Reproduce every entry below precisely. Pictures are excluded from the copy.
[Data start]
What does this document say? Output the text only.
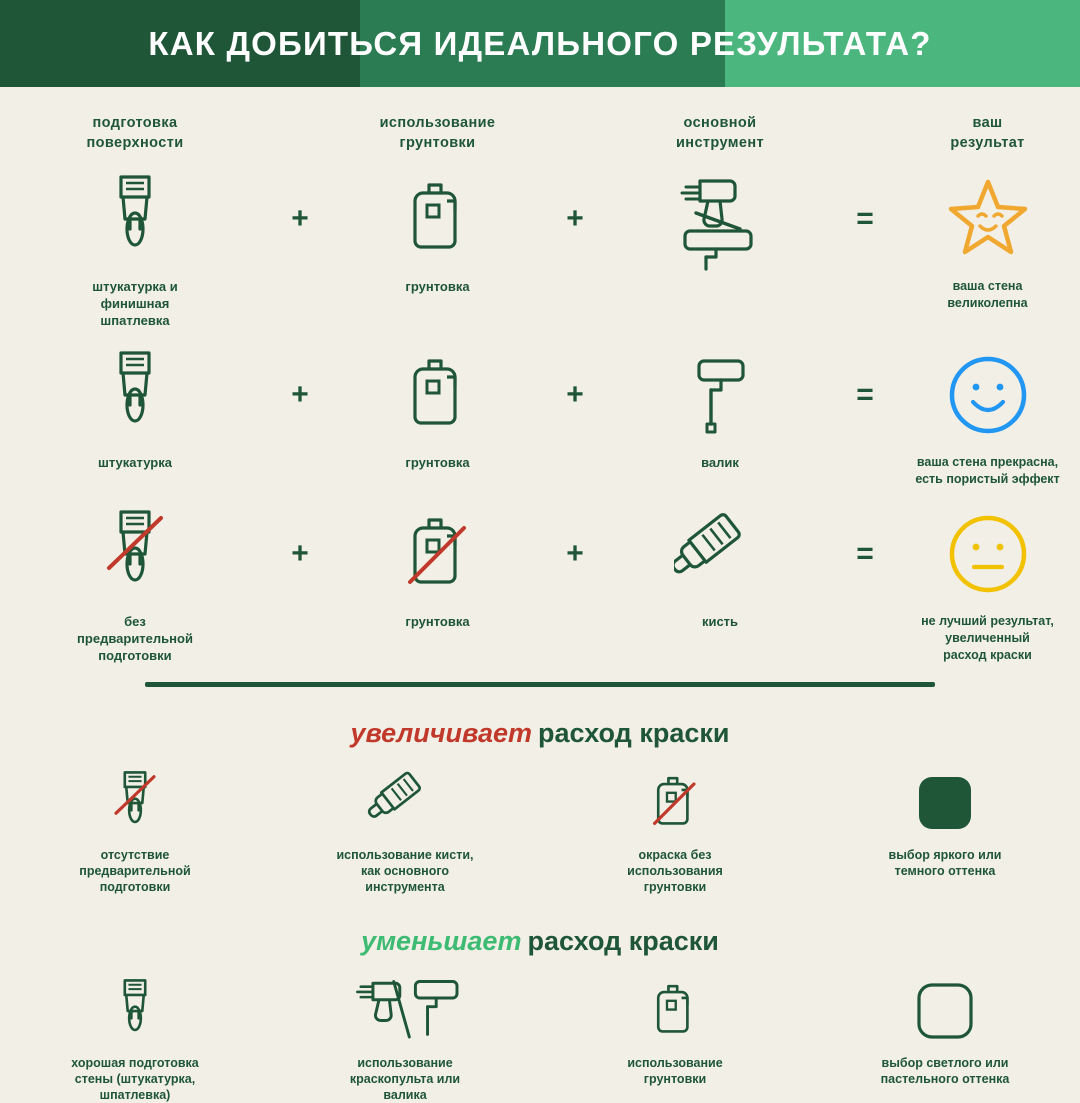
КАК ДОБИТЬСЯ ИДЕАЛЬНОГО РЕЗУЛЬТАТА?
подготовка
поверхности
использование
грунтовки
основной
инструмент
ваш
результат
штукатурка и
финишная
шпатлевка
+
грунтовка
+	=
ваша стена
великолепна
штукатурка
+
грунтовка
+
валик
=
ваша стена прекрасна,
есть пористый эффект
без
предварительной
подготовки
+
грунтовка
+
кисть
=
не лучший результат,
увеличенный
расход краски
увеличивает расход краски
отсутствие
предварительной
подготовки
использование кисти,
как основного
инструмента
окраска без
использования
грунтовки
выбор яркого или
темного оттенка
уменьшает расход краски
хорошая подготовка
стены (штукатурка,
шпатлевка)
использование
краскопульта или
валика
использование
грунтовки
выбор светлого или
пастельного оттенка
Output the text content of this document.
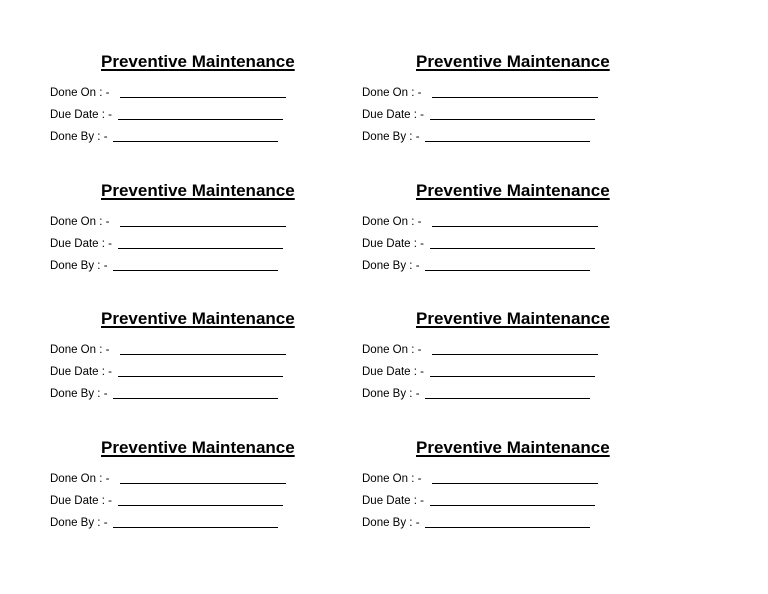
Preventive Maintenance
Done On : -
Due Date : -
Done By : -
Preventive Maintenance
Done On : -
Due Date : -
Done By : -
Preventive Maintenance
Done On : -
Due Date : -
Done By : -
Preventive Maintenance
Done On : -
Due Date : -
Done By : -
Preventive Maintenance
Done On : -
Due Date : -
Done By : -
Preventive Maintenance
Done On : -
Due Date : -
Done By : -
Preventive Maintenance
Done On : -
Due Date : -
Done By : -
Preventive Maintenance
Done On : -
Due Date : -
Done By : -
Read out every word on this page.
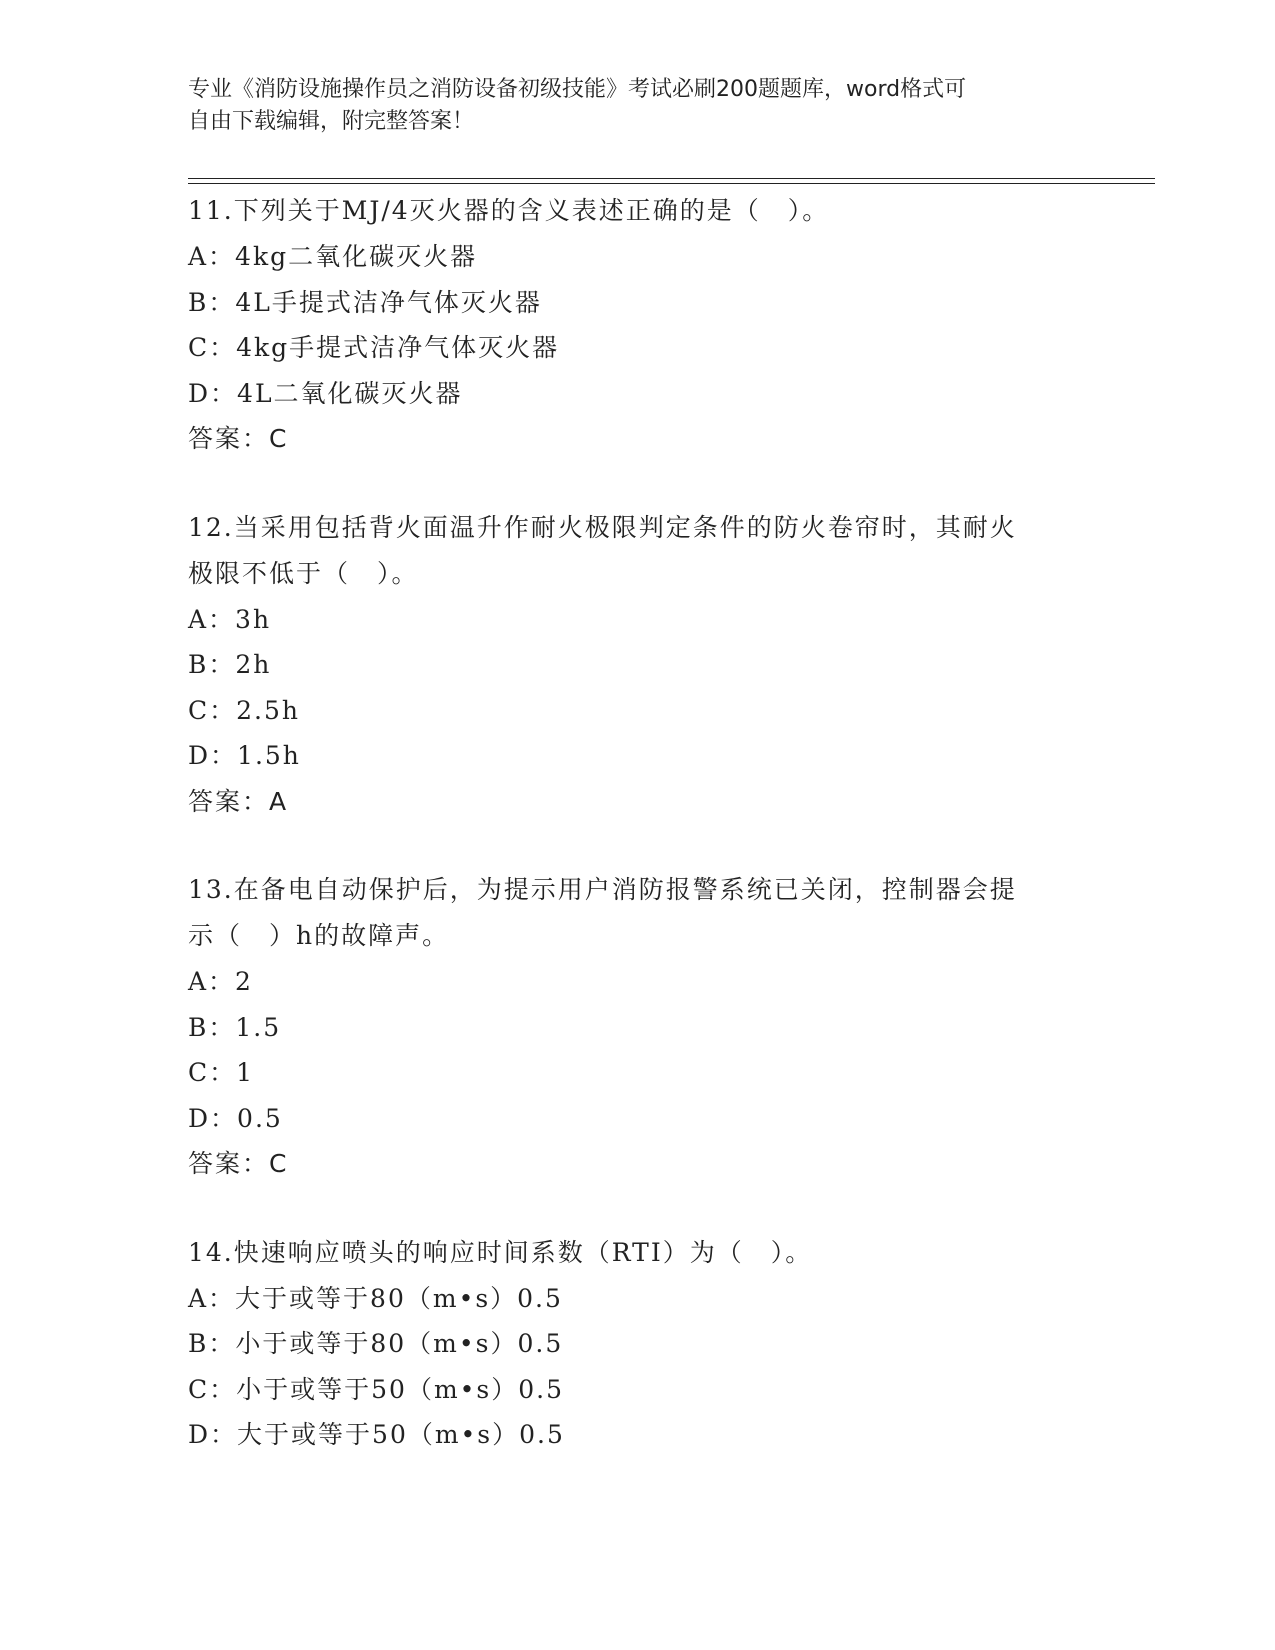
专业《消防设施操作员之消防设备初级技能》考试必刷200题题库，word格式可
自由下载编辑，附完整答案！
11.下列关于MJ/4灭火器的含义表述正确的是（　）。
A：4kg二氧化碳灭火器
B：4L手提式洁净气体灭火器
C：4kg手提式洁净气体灭火器
D：4L二氧化碳灭火器
答案：C
12.当采用包括背火面温升作耐火极限判定条件的防火卷帘时，其耐火
极限不低于（　）。
A：3h
B：2h
C：2.5h
D：1.5h
答案：A
13.在备电自动保护后，为提示用户消防报警系统已关闭，控制器会提
示（　）h的故障声。
A：2
B：1.5
C：1
D：0.5
答案：C
14.快速响应喷头的响应时间系数（RTI）为（　）。
A：大于或等于80（m•s）0.5
B：小于或等于80（m•s）0.5
C：小于或等于50（m•s）0.5
D：大于或等于50（m•s）0.5
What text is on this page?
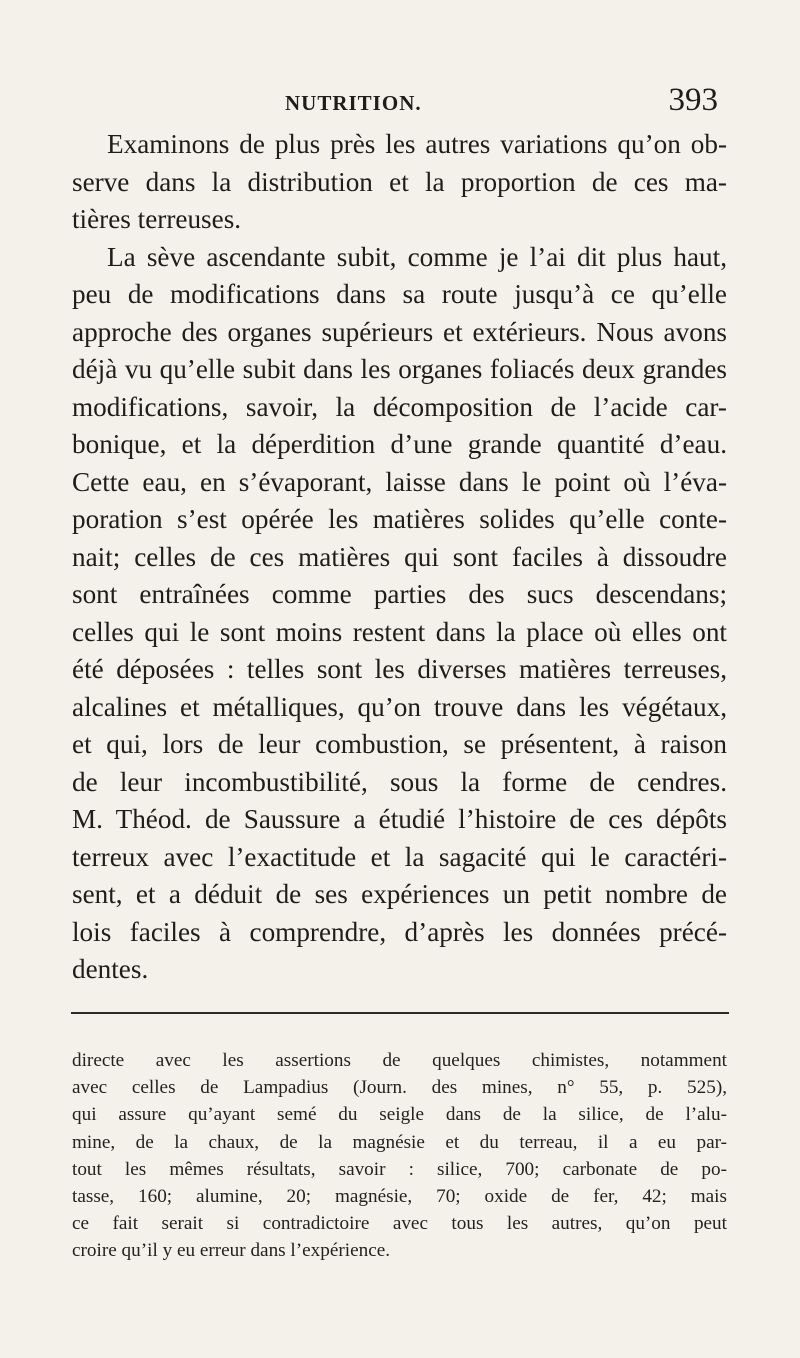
NUTRITION.	393
Examinons de plus près les autres variations qu’on ob-
serve dans la distribution et la proportion de ces ma-
tières terreuses.
La sève ascendante subit, comme je l’ai dit plus haut,
peu de modifications dans sa route jusqu’à ce qu’elle
approche des organes supérieurs et extérieurs. Nous avons
déjà vu qu’elle subit dans les organes foliacés deux grandes
modifications, savoir, la décomposition de l’acide car-
bonique, et la déperdition d’une grande quantité d’eau.
Cette eau, en s’évaporant, laisse dans le point où l’éva-
poration s’est opérée les matières solides qu’elle conte-
nait; celles de ces matières qui sont faciles à dissoudre
sont entraînées comme parties des sucs descendans;
celles qui le sont moins restent dans la place où elles ont
été déposées : telles sont les diverses matières terreuses,
alcalines et métalliques, qu’on trouve dans les végétaux,
et qui, lors de leur combustion, se présentent, à raison
de leur incombustibilité, sous la forme de cendres.
M. Théod. de Saussure a étudié l’histoire de ces dépôts
terreux avec l’exactitude et la sagacité qui le caractéri-
sent, et a déduit de ses expériences un petit nombre de
lois faciles à comprendre, d’après les données précé-
dentes.
directe avec les assertions de quelques chimistes, notamment
avec celles de Lampadius (Journ. des mines, n° 55, p. 525),
qui assure qu’ayant semé du seigle dans de la silice, de l’alu-
mine, de la chaux, de la magnésie et du terreau, il a eu par-
tout les mêmes résultats, savoir : silice, 700; carbonate de po-
tasse, 160; alumine, 20; magnésie, 70; oxide de fer, 42; mais
ce fait serait si contradictoire avec tous les autres, qu’on peut
croire qu’il y eu erreur dans l’expérience.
[Data end]
Final result:
What does this document say? Output the text only.
КАК ДОБИТЬСЯ ИДЕАЛЬНОГО РЕЗУЛЬТАТА?
подготовка
поверхности
использование
грунтовки
основной
инструмент
ваш
результат
штукатурка и
финишная
шпатлевка
+
грунтовка
+	=
ваша стена
великолепна
штукатурка
+
грунтовка
+
валик
=
ваша стена прекрасна,
есть пористый эффект
без
предварительной
подготовки
+
грунтовка
+
кисть
=
не лучший результат,
увеличенный
расход краски
увеличивает расход краски
отсутствие
предварительной
подготовки
использование кисти,
как основного
инструмента
окраска без
использования
грунтовки
выбор яркого или
темного оттенка
уменьшает расход краски
хорошая подготовка
стены (штукатурка,
шпатлевка)
использование
краскопульта или
валика
использование
грунтовки
выбор светлого или
пастельного оттенка
Output the text content of this document.
Preventive Maintenance
Done On : -
Due Date : -
Done By : -
Preventive Maintenance
Done On : -
Due Date : -
Done By : -
Preventive Maintenance
Done On : -
Due Date : -
Done By : -
Preventive Maintenance
Done On : -
Due Date : -
Done By : -
Preventive Maintenance
Done On : -
Due Date : -
Done By : -
Preventive Maintenance
Done On : -
Due Date : -
Done By : -
Preventive Maintenance
Done On : -
Due Date : -
Done By : -
Preventive Maintenance
Done On : -
Due Date : -
Done By : -
Read out every word on this page.
专业《消防设施操作员之消防设备初级技能》考试必刷200题题库，word格式可
自由下载编辑，附完整答案！
11.下列关于MJ/4灭火器的含义表述正确的是（　）。
A：4kg二氧化碳灭火器
B：4L手提式洁净气体灭火器
C：4kg手提式洁净气体灭火器
D：4L二氧化碳灭火器
答案：C
12.当采用包括背火面温升作耐火极限判定条件的防火卷帘时，其耐火
极限不低于（　）。
A：3h
B：2h
C：2.5h
D：1.5h
答案：A
13.在备电自动保护后，为提示用户消防报警系统已关闭，控制器会提
示（　）h的故障声。
A：2
B：1.5
C：1
D：0.5
答案：C
14.快速响应喷头的响应时间系数（RTI）为（　）。
A：大于或等于80（m•s）0.5
B：小于或等于80（m•s）0.5
C：小于或等于50（m•s）0.5
D：大于或等于50（m•s）0.5
What text is on this page?
NUTRITION.	393
Examinons de plus près les autres variations qu’on ob-
serve dans la distribution et la proportion de ces ma-
tières terreuses.
La sève ascendante subit, comme je l’ai dit plus haut,
peu de modifications dans sa route jusqu’à ce qu’elle
approche des organes supérieurs et extérieurs. Nous avons
déjà vu qu’elle subit dans les organes foliacés deux grandes
modifications, savoir, la décomposition de l’acide car-
bonique, et la déperdition d’une grande quantité d’eau.
Cette eau, en s’évaporant, laisse dans le point où l’éva-
poration s’est opérée les matières solides qu’elle conte-
nait; celles de ces matières qui sont faciles à dissoudre
sont entraînées comme parties des sucs descendans;
celles qui le sont moins restent dans la place où elles ont
été déposées : telles sont les diverses matières terreuses,
alcalines et métalliques, qu’on trouve dans les végétaux,
et qui, lors de leur combustion, se présentent, à raison
de leur incombustibilité, sous la forme de cendres.
M. Théod. de Saussure a étudié l’histoire de ces dépôts
terreux avec l’exactitude et la sagacité qui le caractéri-
sent, et a déduit de ses expériences un petit nombre de
lois faciles à comprendre, d’après les données précé-
dentes.
directe avec les assertions de quelques chimistes, notamment
avec celles de Lampadius (Journ. des mines, n° 55, p. 525),
qui assure qu’ayant semé du seigle dans de la silice, de l’alu-
mine, de la chaux, de la magnésie et du terreau, il a eu par-
tout les mêmes résultats, savoir : silice, 700; carbonate de po-
tasse, 160; alumine, 20; magnésie, 70; oxide de fer, 42; mais
ce fait serait si contradictoire avec tous les autres, qu’on peut
croire qu’il y eu erreur dans l’expérience.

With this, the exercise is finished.